## GIVEN RECORDS
◇ ◇ ◇ ◇

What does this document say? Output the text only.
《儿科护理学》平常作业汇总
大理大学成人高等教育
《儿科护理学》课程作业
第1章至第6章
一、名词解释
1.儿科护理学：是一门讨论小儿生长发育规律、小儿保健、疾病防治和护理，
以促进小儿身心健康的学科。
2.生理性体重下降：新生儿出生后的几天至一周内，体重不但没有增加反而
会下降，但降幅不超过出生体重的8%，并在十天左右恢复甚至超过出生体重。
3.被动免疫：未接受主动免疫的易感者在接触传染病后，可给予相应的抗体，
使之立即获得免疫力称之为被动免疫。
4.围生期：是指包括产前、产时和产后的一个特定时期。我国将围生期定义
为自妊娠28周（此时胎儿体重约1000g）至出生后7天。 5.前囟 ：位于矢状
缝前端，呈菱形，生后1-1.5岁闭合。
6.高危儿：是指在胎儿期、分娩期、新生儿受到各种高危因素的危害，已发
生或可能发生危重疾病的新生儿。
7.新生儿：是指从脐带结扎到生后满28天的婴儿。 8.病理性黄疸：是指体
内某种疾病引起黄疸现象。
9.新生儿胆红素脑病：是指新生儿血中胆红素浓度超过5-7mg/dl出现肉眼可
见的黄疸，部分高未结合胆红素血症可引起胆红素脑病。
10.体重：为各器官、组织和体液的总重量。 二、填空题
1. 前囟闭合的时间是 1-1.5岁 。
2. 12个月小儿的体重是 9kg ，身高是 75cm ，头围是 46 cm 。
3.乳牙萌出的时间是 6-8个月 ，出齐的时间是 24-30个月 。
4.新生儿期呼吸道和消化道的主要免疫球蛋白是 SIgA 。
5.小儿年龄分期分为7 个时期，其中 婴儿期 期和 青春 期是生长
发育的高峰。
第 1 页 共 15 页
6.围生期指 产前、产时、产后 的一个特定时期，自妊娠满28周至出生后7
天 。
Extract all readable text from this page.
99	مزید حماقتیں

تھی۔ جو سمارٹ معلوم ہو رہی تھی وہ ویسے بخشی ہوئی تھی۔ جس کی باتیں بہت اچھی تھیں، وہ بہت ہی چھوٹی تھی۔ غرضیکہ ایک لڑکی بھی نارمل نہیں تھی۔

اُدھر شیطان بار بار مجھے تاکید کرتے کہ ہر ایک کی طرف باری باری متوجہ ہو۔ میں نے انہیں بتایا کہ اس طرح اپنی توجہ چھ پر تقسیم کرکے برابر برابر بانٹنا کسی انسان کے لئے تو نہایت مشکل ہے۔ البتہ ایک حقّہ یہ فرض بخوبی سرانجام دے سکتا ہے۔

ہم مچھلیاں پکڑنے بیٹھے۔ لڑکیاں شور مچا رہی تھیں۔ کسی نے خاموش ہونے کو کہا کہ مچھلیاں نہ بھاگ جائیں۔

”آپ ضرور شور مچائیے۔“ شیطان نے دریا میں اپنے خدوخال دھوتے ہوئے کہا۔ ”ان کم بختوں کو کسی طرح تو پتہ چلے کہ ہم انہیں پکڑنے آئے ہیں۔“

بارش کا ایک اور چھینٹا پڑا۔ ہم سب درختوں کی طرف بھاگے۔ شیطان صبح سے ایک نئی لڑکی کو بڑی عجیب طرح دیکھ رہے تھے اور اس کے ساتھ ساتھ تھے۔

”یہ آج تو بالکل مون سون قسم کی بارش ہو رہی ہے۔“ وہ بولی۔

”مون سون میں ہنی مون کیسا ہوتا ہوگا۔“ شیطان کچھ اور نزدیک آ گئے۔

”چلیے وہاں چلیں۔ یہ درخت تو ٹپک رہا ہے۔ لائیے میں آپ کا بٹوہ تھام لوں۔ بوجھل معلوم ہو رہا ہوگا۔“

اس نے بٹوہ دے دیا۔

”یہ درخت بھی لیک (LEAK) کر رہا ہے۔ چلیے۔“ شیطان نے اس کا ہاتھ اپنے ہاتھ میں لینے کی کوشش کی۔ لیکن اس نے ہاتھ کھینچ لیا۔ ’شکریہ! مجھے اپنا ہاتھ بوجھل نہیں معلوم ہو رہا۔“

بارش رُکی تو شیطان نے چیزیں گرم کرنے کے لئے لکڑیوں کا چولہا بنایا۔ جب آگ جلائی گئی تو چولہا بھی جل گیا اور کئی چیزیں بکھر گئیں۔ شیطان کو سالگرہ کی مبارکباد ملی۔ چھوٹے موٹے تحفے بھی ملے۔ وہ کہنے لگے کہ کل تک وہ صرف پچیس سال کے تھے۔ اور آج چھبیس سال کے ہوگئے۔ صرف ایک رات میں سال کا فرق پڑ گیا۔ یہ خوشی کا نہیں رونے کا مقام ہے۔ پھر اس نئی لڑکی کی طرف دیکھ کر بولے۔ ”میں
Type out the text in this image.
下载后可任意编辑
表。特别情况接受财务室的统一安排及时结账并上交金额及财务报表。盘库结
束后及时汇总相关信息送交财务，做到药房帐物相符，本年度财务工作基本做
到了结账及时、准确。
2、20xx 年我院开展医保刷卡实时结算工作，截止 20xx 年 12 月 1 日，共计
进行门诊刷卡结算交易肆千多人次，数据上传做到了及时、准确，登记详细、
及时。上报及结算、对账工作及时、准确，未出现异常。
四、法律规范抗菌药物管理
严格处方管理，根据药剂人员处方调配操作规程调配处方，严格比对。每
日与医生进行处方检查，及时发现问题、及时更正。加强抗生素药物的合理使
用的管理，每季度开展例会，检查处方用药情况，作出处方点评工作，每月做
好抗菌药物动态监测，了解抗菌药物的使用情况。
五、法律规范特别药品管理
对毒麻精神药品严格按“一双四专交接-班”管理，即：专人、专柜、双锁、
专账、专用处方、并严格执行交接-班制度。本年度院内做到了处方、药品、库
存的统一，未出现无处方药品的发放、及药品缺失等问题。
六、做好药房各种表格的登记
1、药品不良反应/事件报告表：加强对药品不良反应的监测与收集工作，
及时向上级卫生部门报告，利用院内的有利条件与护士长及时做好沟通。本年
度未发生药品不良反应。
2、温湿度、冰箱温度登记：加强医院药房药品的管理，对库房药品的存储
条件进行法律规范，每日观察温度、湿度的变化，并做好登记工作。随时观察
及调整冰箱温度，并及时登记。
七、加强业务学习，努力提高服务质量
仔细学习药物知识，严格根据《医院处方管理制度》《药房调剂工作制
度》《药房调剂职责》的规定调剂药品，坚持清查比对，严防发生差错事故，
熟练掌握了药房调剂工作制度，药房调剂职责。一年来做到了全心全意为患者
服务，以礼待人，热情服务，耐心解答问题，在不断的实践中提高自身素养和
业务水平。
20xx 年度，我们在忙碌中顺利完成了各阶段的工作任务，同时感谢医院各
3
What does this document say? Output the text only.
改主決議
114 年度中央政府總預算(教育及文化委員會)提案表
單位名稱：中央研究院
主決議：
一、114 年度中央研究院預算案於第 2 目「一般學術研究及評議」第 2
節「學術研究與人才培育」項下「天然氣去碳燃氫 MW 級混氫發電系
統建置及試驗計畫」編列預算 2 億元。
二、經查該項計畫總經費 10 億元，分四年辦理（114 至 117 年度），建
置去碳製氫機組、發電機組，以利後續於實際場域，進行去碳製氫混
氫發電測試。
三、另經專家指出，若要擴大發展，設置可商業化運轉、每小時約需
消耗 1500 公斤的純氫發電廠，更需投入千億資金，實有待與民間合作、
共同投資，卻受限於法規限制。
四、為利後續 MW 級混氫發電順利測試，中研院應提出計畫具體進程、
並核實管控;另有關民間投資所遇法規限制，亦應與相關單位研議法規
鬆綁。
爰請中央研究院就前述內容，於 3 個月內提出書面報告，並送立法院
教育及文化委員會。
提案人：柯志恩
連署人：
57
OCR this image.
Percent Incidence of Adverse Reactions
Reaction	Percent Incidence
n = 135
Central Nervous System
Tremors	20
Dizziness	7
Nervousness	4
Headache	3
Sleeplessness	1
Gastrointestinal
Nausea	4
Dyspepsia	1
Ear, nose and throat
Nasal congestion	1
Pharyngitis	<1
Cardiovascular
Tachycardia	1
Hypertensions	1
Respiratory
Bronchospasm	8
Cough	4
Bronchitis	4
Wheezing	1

◇ ◇ ◇ ◇

## WHAT YOU HAVE TO DO
Check each line of the entries above, and show every one holding the word "بوجھل".

## SOLUTION
”چلیے وہاں چلیں۔ یہ درخت تو ٹپک رہا ہے۔ لائیے میں آپ کا بٹوہ تھام لوں۔ بوجھل معلوم ہو رہا ہوگا۔“
”یہ درخت بھی لیک (LEAK) کر رہا ہے۔ چلیے۔“ شیطان نے اس کا ہاتھ اپنے ہاتھ میں لینے کی کوشش کی۔ لیکن اس نے ہاتھ کھینچ لیا۔ ’شکریہ! مجھے اپنا ہاتھ بوجھل نہیں معلوم ہو رہا۔“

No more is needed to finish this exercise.